WORK TO COMPLETE = Write the records out again exactly, leaving no images in.

ENTRIES SUPPLIED =
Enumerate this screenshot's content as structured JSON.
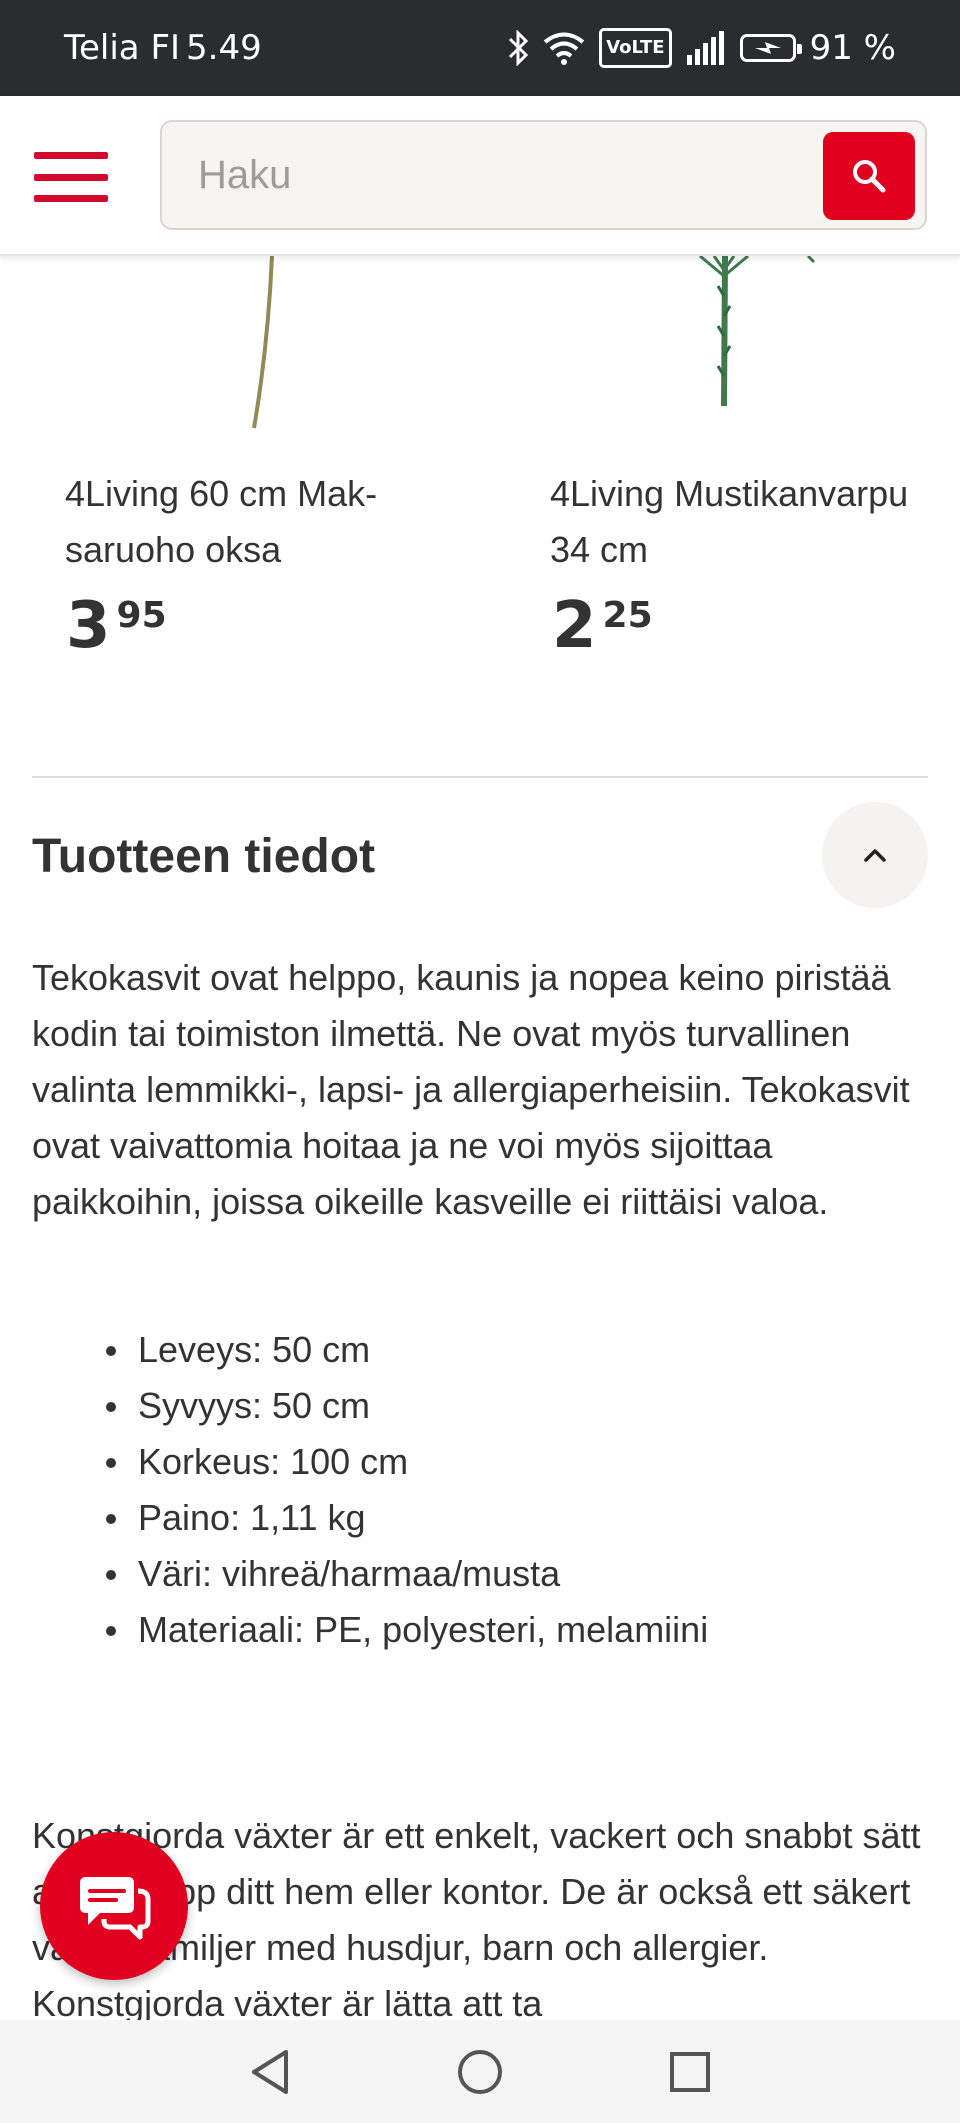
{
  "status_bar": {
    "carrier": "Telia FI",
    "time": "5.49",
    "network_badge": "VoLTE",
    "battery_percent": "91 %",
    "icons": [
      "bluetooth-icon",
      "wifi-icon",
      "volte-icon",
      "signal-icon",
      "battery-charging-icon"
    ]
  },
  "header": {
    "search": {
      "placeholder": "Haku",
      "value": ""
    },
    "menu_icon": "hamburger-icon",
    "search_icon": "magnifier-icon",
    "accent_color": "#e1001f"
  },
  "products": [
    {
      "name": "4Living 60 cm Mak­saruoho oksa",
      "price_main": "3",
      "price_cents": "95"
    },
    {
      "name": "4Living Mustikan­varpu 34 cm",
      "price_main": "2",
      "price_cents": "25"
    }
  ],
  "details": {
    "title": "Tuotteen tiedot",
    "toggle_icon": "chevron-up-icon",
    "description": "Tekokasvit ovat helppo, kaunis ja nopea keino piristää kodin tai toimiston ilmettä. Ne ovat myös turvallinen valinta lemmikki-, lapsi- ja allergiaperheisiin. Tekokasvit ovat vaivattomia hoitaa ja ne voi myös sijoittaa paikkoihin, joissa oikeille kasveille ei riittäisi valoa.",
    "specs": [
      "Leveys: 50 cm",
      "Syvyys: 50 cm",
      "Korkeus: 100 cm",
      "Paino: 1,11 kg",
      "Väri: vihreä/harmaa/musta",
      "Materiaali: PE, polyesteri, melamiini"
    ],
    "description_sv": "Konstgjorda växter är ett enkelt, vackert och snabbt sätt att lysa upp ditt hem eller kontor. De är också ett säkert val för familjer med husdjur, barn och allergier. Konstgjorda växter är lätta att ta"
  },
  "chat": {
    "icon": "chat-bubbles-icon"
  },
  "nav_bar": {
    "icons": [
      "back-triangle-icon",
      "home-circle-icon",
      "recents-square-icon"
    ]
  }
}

SOLUTION TO THE EXERCISE =
Enumerate this screenshot's content as structured JSON.
{
  "status_bar": {
    "carrier": "Telia FI",
    "time": "5.49",
    "network_badge": "VoLTE",
    "battery_percent": "91 %",
    "icons": [
      "bluetooth-icon",
      "wifi-icon",
      "volte-icon",
      "signal-icon",
      "battery-charging-icon"
    ]
  },
  "header": {
    "search": {
      "placeholder": "Haku",
      "value": ""
    },
    "menu_icon": "hamburger-icon",
    "search_icon": "magnifier-icon",
    "accent_color": "#e1001f"
  },
  "products": [
    {
      "name": "4Living 60 cm Mak­saruoho oksa",
      "price_main": "3",
      "price_cents": "95"
    },
    {
      "name": "4Living Mustikan­varpu 34 cm",
      "price_main": "2",
      "price_cents": "25"
    }
  ],
  "details": {
    "title": "Tuotteen tiedot",
    "toggle_icon": "chevron-up-icon",
    "description": "Tekokasvit ovat helppo, kaunis ja nopea keino piristää kodin tai toimiston ilmettä. Ne ovat myös turvallinen valinta lemmikki-, lapsi- ja allergiaperheisiin. Tekokasvit ovat vaivattomia hoitaa ja ne voi myös sijoittaa paikkoihin, joissa oikeille kasveille ei riittäisi valoa.",
    "specs": [
      "Leveys: 50 cm",
      "Syvyys: 50 cm",
      "Korkeus: 100 cm",
      "Paino: 1,11 kg",
      "Väri: vihreä/harmaa/musta",
      "Materiaali: PE, polyesteri, melamiini"
    ],
    "description_sv": "Konstgjorda växter är ett enkelt, vackert och snabbt sätt att lysa upp ditt hem eller kontor. De är också ett säkert val för familjer med husdjur, barn och allergier. Konstgjorda växter är lätta att ta"
  },
  "chat": {
    "icon": "chat-bubbles-icon"
  },
  "nav_bar": {
    "icons": [
      "back-triangle-icon",
      "home-circle-icon",
      "recents-square-icon"
    ]
  }
}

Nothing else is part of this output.